[BEGIN Input]
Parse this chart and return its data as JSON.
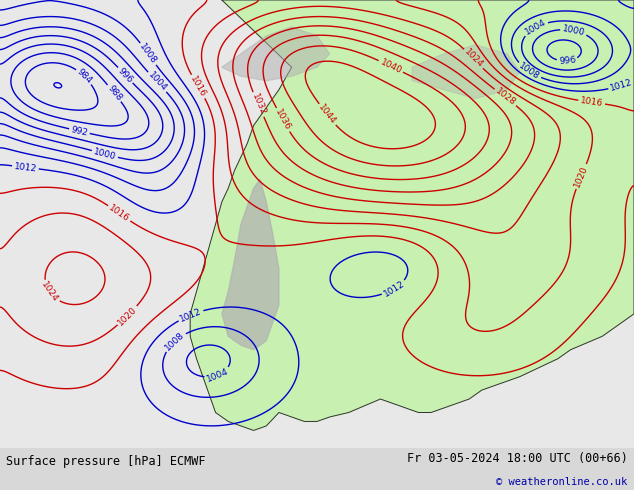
{
  "title_left": "Surface pressure [hPa] ECMWF",
  "title_right": "Fr 03-05-2024 18:00 UTC (00+66)",
  "copyright": "© weatheronline.co.uk",
  "ocean_color": "#e8e8e8",
  "land_color": "#c8f0b0",
  "terrain_color": "#b0b0b0",
  "border_color": "#333333",
  "footer_bg": "#d8d8d8",
  "contour_low_color": "#0000cc",
  "contour_mid_color": "#000000",
  "contour_high_color": "#cc0000",
  "contour_lw": 1.0,
  "label_fontsize": 6.5
}
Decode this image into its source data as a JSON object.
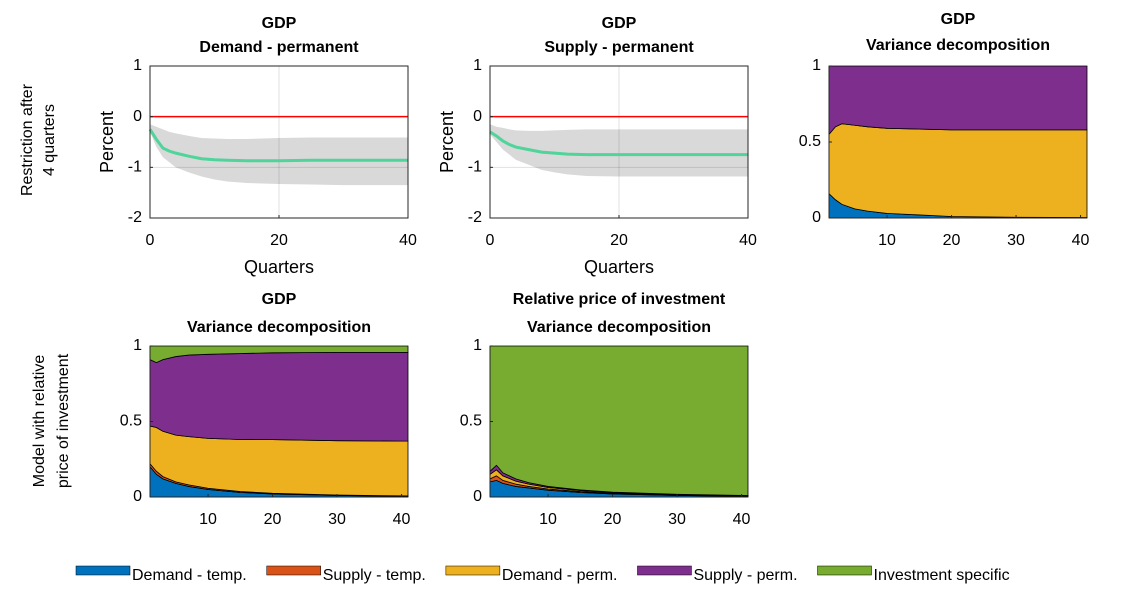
{
  "row_labels": [
    [
      "Restriction after",
      "4 quarters"
    ],
    [
      "Model with relative",
      "price of investment"
    ]
  ],
  "chart_data": [
    {
      "type": "line",
      "title": "GDP",
      "subtitle": "Demand - permanent",
      "xlabel": "Quarters",
      "ylabel": "Percent",
      "x": [
        0,
        1,
        2,
        3,
        4,
        6,
        8,
        10,
        12,
        15,
        20,
        25,
        30,
        35,
        40
      ],
      "series": [
        {
          "color": "#4fd49a",
          "values": [
            -0.25,
            -0.45,
            -0.62,
            -0.68,
            -0.72,
            -0.78,
            -0.83,
            -0.85,
            -0.86,
            -0.87,
            -0.87,
            -0.86,
            -0.86,
            -0.86,
            -0.86
          ]
        }
      ],
      "band": {
        "color": "#d9d9d9",
        "lower": [
          -0.3,
          -0.6,
          -0.8,
          -0.9,
          -1.0,
          -1.1,
          -1.18,
          -1.24,
          -1.28,
          -1.31,
          -1.33,
          -1.34,
          -1.35,
          -1.35,
          -1.35
        ],
        "upper": [
          -0.15,
          -0.2,
          -0.25,
          -0.3,
          -0.33,
          -0.38,
          -0.42,
          -0.43,
          -0.44,
          -0.44,
          -0.42,
          -0.41,
          -0.41,
          -0.41,
          -0.41
        ]
      },
      "hline": {
        "value": 0,
        "color": "#ff0000"
      },
      "xlim": [
        0,
        40
      ],
      "xticks": [
        0,
        20,
        40
      ],
      "ylim": [
        -2,
        1
      ],
      "yticks": [
        -2,
        -1,
        0,
        1
      ],
      "grid": true
    },
    {
      "type": "line",
      "title": "GDP",
      "subtitle": "Supply - permanent",
      "xlabel": "Quarters",
      "ylabel": "Percent",
      "x": [
        0,
        1,
        2,
        3,
        4,
        6,
        8,
        10,
        12,
        15,
        20,
        25,
        30,
        35,
        40
      ],
      "series": [
        {
          "color": "#4fd49a",
          "values": [
            -0.3,
            -0.38,
            -0.48,
            -0.55,
            -0.6,
            -0.65,
            -0.7,
            -0.72,
            -0.74,
            -0.75,
            -0.75,
            -0.75,
            -0.75,
            -0.75,
            -0.75
          ]
        }
      ],
      "band": {
        "color": "#d9d9d9",
        "lower": [
          -0.35,
          -0.5,
          -0.65,
          -0.75,
          -0.85,
          -0.95,
          -1.05,
          -1.1,
          -1.14,
          -1.17,
          -1.18,
          -1.18,
          -1.18,
          -1.18,
          -1.18
        ],
        "upper": [
          -0.15,
          -0.2,
          -0.22,
          -0.25,
          -0.27,
          -0.28,
          -0.28,
          -0.27,
          -0.26,
          -0.25,
          -0.25,
          -0.25,
          -0.25,
          -0.25,
          -0.25
        ]
      },
      "hline": {
        "value": 0,
        "color": "#ff0000"
      },
      "xlim": [
        0,
        40
      ],
      "xticks": [
        0,
        20,
        40
      ],
      "ylim": [
        -2,
        1
      ],
      "yticks": [
        -2,
        -1,
        0,
        1
      ],
      "grid": true
    },
    {
      "type": "area",
      "title": "GDP",
      "subtitle": "Variance decomposition",
      "x": [
        1,
        2,
        3,
        5,
        7,
        10,
        15,
        20,
        30,
        41
      ],
      "series": [
        {
          "name": "Demand - temp.",
          "color": "#0072bd",
          "values": [
            0.16,
            0.12,
            0.09,
            0.06,
            0.045,
            0.03,
            0.02,
            0.01,
            0.005,
            0.003
          ]
        },
        {
          "name": "Demand - perm.",
          "color": "#edb120",
          "values": [
            0.39,
            0.48,
            0.53,
            0.55,
            0.555,
            0.56,
            0.565,
            0.57,
            0.575,
            0.577
          ]
        },
        {
          "name": "Supply - perm.",
          "color": "#7e2f8e",
          "values": [
            0.45,
            0.4,
            0.38,
            0.39,
            0.4,
            0.41,
            0.415,
            0.42,
            0.42,
            0.42
          ]
        }
      ],
      "xlim": [
        1,
        41
      ],
      "xticks": [
        10,
        20,
        30,
        40
      ],
      "ylim": [
        0,
        1
      ],
      "yticks": [
        0,
        0.5,
        1
      ],
      "grid": false
    },
    {
      "type": "area",
      "title": "GDP",
      "subtitle": "Variance decomposition",
      "x": [
        1,
        2,
        3,
        5,
        7,
        10,
        15,
        20,
        30,
        41
      ],
      "series": [
        {
          "name": "Demand - temp.",
          "color": "#0072bd",
          "values": [
            0.2,
            0.15,
            0.12,
            0.09,
            0.07,
            0.05,
            0.03,
            0.02,
            0.01,
            0.005
          ]
        },
        {
          "name": "Supply - temp.",
          "color": "#d95319",
          "values": [
            0.02,
            0.02,
            0.015,
            0.01,
            0.01,
            0.008,
            0.006,
            0.005,
            0.003,
            0.002
          ]
        },
        {
          "name": "Demand - perm.",
          "color": "#edb120",
          "values": [
            0.25,
            0.29,
            0.3,
            0.31,
            0.32,
            0.33,
            0.345,
            0.355,
            0.36,
            0.363
          ]
        },
        {
          "name": "Supply - perm.",
          "color": "#7e2f8e",
          "values": [
            0.44,
            0.43,
            0.475,
            0.52,
            0.54,
            0.557,
            0.569,
            0.575,
            0.585,
            0.588
          ]
        },
        {
          "name": "Investment specific",
          "color": "#77ac30",
          "values": [
            0.09,
            0.11,
            0.09,
            0.07,
            0.06,
            0.055,
            0.05,
            0.045,
            0.042,
            0.042
          ]
        }
      ],
      "xlim": [
        1,
        41
      ],
      "xticks": [
        10,
        20,
        30,
        40
      ],
      "ylim": [
        0,
        1
      ],
      "yticks": [
        0,
        0.5,
        1
      ],
      "grid": false
    },
    {
      "type": "area",
      "title": "Relative price of investment",
      "subtitle": "Variance decomposition",
      "x": [
        1,
        2,
        3,
        5,
        7,
        10,
        15,
        20,
        30,
        41
      ],
      "series": [
        {
          "name": "Demand - temp.",
          "color": "#0072bd",
          "values": [
            0.1,
            0.11,
            0.09,
            0.07,
            0.06,
            0.045,
            0.03,
            0.02,
            0.01,
            0.005
          ]
        },
        {
          "name": "Supply - temp.",
          "color": "#d95319",
          "values": [
            0.02,
            0.03,
            0.02,
            0.015,
            0.01,
            0.008,
            0.006,
            0.004,
            0.003,
            0.002
          ]
        },
        {
          "name": "Demand - perm.",
          "color": "#edb120",
          "values": [
            0.03,
            0.04,
            0.03,
            0.02,
            0.015,
            0.01,
            0.007,
            0.005,
            0.003,
            0.002
          ]
        },
        {
          "name": "Supply - perm.",
          "color": "#7e2f8e",
          "values": [
            0.02,
            0.03,
            0.02,
            0.015,
            0.01,
            0.007,
            0.004,
            0.003,
            0.002,
            0.001
          ]
        },
        {
          "name": "Investment specific",
          "color": "#77ac30",
          "values": [
            0.83,
            0.79,
            0.84,
            0.88,
            0.905,
            0.93,
            0.953,
            0.968,
            0.982,
            0.99
          ]
        }
      ],
      "xlim": [
        1,
        41
      ],
      "xticks": [
        10,
        20,
        30,
        40
      ],
      "ylim": [
        0,
        1
      ],
      "yticks": [
        0,
        0.5,
        1
      ],
      "grid": false
    }
  ]
}
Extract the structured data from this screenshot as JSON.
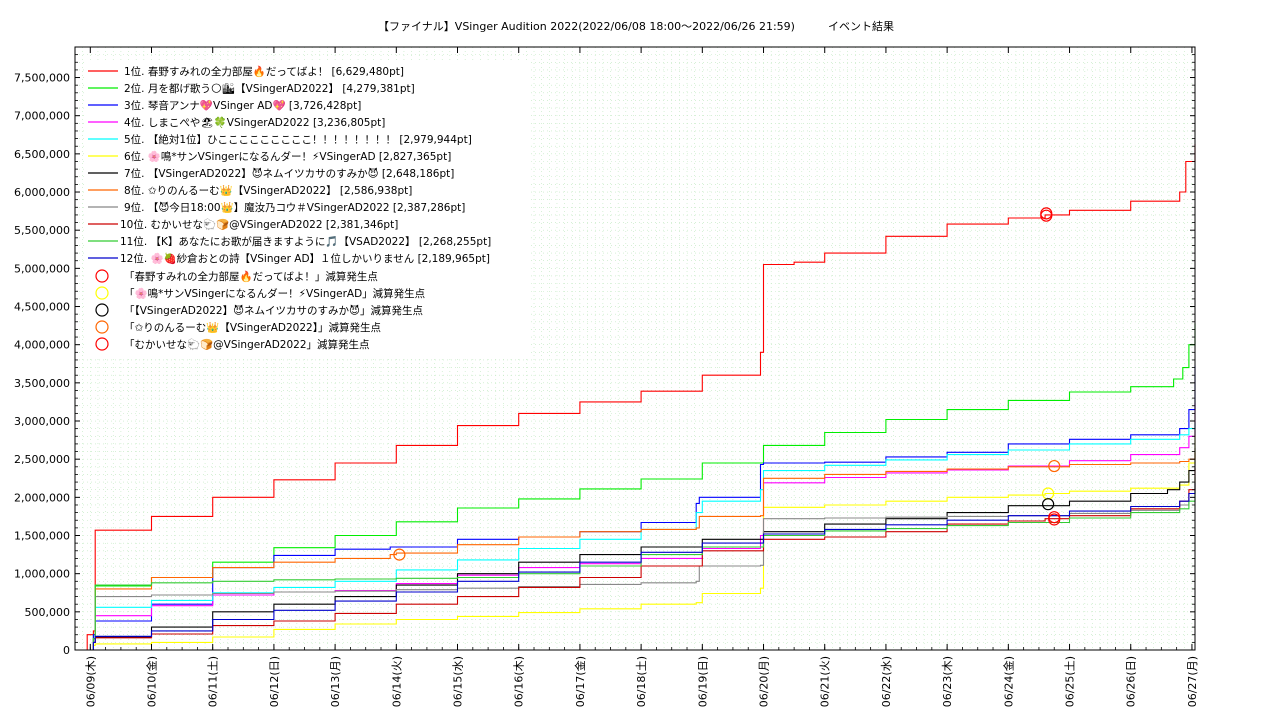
[END Input]
Exercise: Return all the lines that contain the string "permanent".

Full answer:
      "subtitle": "Demand - permanent",
      "subtitle": "Supply - permanent",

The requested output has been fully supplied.